> _WHAT IS NEEDED_
Work out the number of lines in the listing that include the string "广西师范大学". Reply with that number alone.

+++

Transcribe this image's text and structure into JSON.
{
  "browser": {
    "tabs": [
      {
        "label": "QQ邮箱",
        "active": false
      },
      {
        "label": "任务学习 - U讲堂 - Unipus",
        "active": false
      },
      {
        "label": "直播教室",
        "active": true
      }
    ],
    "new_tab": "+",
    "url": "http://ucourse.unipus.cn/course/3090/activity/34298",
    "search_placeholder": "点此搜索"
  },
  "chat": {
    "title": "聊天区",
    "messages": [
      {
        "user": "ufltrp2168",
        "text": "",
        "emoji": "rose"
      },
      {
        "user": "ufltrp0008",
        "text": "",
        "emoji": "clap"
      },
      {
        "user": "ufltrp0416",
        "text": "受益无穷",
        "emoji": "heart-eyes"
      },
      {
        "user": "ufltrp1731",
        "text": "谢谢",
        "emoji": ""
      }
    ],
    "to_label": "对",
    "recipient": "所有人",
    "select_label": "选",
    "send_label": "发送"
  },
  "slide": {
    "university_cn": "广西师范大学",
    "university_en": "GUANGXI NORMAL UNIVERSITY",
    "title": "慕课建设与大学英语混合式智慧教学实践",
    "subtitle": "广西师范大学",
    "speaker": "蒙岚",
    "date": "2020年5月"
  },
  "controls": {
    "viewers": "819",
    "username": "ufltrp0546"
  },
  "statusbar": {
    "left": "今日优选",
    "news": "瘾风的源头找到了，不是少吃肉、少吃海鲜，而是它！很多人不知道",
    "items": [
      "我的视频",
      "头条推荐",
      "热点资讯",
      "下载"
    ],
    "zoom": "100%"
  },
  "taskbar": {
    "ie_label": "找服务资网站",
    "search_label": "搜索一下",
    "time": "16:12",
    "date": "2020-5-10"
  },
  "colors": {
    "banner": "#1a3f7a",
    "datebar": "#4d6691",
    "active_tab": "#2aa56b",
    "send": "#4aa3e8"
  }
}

+++

> _IN RESPONSE_
2